About this task: Wherever the string "denna" occurs in a line of these records, report that line.

(Items from a dataset)
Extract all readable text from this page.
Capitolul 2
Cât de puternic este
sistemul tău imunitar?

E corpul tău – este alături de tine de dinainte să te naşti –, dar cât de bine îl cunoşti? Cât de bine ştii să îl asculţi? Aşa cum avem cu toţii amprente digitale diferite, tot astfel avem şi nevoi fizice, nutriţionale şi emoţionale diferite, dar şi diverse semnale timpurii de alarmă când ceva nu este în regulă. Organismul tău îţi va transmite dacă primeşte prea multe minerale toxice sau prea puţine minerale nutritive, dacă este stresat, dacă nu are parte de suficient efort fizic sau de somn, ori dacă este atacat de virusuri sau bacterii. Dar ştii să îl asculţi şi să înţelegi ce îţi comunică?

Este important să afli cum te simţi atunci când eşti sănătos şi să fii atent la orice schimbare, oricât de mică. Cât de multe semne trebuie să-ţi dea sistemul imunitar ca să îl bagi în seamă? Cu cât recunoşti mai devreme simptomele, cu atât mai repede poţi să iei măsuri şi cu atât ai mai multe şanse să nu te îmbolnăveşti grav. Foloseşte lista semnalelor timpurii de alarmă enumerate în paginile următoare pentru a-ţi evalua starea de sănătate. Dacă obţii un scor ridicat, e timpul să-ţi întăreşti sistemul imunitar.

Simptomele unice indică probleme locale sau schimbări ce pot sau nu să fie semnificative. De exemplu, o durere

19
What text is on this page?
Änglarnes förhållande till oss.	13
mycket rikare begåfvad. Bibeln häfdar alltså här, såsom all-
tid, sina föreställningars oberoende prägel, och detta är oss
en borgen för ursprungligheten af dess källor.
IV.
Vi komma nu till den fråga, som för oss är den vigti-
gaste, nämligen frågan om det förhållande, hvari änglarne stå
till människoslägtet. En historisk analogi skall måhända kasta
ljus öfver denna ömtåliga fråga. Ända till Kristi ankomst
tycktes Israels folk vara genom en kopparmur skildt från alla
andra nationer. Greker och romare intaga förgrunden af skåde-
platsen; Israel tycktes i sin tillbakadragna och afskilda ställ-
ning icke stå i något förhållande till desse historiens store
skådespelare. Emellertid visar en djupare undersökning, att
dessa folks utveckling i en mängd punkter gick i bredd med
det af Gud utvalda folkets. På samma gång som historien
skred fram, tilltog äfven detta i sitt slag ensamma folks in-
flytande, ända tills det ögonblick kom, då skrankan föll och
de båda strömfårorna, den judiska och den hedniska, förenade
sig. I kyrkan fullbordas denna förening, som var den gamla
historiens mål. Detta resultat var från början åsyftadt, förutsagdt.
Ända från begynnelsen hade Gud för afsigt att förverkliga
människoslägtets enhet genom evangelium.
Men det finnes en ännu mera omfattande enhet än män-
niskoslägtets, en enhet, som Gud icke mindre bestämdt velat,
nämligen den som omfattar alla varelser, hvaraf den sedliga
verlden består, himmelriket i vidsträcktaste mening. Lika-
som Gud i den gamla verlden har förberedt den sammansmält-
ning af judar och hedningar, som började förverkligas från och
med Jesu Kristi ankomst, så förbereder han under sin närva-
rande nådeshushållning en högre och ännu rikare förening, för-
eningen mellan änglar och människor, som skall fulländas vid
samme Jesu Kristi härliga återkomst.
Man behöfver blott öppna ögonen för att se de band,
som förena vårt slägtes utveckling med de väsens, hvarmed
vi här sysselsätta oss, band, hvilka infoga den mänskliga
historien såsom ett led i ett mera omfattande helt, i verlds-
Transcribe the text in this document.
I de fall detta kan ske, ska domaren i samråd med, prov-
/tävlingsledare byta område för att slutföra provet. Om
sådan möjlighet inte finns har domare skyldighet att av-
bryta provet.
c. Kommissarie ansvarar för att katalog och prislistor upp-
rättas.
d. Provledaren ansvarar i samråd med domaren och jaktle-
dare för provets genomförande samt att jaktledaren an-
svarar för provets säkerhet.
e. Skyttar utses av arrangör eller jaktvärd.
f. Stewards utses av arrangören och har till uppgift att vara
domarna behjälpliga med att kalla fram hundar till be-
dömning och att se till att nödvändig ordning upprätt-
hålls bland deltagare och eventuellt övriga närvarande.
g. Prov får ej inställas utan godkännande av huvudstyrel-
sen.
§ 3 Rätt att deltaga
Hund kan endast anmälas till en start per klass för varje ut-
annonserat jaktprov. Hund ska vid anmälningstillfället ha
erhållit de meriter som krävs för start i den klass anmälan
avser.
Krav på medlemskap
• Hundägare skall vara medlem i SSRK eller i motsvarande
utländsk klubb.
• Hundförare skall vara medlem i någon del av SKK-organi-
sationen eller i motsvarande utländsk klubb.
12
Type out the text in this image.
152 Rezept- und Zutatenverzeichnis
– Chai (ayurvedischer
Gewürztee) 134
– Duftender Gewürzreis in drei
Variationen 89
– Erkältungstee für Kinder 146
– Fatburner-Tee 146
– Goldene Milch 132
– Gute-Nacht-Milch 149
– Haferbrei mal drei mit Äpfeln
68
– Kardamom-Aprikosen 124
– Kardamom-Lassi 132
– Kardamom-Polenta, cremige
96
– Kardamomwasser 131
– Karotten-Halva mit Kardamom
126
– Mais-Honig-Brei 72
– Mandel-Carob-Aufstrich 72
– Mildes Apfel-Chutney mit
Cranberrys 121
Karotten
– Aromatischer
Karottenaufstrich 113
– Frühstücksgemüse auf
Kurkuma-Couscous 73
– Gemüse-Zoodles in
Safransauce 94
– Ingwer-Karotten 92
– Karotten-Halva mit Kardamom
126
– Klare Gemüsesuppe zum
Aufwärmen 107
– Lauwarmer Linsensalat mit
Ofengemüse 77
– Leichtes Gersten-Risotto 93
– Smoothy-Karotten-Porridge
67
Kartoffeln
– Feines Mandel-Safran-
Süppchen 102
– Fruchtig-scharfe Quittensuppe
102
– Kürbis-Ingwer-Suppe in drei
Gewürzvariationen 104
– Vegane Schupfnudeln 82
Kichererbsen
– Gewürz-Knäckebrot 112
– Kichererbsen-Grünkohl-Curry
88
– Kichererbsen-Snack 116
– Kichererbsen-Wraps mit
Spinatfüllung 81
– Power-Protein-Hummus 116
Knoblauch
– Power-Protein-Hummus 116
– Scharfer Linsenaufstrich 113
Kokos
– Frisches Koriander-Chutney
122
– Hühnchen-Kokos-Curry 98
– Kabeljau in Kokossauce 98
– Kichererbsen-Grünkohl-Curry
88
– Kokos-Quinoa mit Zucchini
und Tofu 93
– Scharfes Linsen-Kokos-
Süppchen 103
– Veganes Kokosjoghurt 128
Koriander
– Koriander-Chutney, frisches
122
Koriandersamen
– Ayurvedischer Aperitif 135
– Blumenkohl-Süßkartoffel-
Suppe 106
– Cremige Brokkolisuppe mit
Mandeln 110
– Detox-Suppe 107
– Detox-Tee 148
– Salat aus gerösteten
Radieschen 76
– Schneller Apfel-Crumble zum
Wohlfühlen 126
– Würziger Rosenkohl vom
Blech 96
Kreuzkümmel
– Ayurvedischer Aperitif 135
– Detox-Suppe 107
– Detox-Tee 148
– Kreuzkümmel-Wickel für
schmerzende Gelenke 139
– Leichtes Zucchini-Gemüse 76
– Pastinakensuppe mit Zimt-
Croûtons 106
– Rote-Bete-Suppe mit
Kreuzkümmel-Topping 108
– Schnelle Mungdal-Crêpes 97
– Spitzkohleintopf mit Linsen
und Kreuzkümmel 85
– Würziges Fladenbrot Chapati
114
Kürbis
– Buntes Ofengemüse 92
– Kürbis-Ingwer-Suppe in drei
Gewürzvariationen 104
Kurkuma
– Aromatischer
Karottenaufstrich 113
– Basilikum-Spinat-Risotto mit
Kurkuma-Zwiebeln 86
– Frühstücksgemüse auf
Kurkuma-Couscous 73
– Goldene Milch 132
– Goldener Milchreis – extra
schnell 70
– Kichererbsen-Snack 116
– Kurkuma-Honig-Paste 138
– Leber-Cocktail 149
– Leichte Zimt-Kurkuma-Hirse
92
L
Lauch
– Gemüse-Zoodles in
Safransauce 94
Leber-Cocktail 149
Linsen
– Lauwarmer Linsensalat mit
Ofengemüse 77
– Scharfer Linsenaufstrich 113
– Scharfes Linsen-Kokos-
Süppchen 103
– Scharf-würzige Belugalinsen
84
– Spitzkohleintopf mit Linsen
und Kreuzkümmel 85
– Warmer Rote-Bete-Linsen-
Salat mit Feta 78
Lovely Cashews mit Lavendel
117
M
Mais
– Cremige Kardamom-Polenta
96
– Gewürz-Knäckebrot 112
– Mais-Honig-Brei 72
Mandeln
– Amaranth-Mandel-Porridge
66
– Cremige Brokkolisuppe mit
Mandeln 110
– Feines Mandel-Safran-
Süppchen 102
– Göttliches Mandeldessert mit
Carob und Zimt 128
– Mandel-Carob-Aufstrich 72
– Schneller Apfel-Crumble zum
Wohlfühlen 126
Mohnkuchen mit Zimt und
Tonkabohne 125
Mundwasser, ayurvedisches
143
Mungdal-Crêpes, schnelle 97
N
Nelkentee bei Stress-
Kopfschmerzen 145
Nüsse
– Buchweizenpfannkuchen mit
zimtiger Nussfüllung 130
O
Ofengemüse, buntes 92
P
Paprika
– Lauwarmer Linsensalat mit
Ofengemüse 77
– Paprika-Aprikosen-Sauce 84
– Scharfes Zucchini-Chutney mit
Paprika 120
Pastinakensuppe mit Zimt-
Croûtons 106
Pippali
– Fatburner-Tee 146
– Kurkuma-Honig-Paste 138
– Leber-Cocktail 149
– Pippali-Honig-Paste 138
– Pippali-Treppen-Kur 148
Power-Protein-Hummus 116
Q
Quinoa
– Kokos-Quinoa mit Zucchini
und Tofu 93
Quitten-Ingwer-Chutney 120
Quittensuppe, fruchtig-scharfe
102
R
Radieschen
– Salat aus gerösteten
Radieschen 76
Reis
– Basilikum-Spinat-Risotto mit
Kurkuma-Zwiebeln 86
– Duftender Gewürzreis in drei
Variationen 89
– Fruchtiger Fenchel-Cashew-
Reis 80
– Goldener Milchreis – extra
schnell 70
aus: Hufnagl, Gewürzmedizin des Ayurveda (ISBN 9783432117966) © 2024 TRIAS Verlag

Solution for this exercise:
ljus öfver denna ömtåliga fråga. Ända till Kristi ankomst
sig. I kyrkan fullbordas denna förening, som var den gamla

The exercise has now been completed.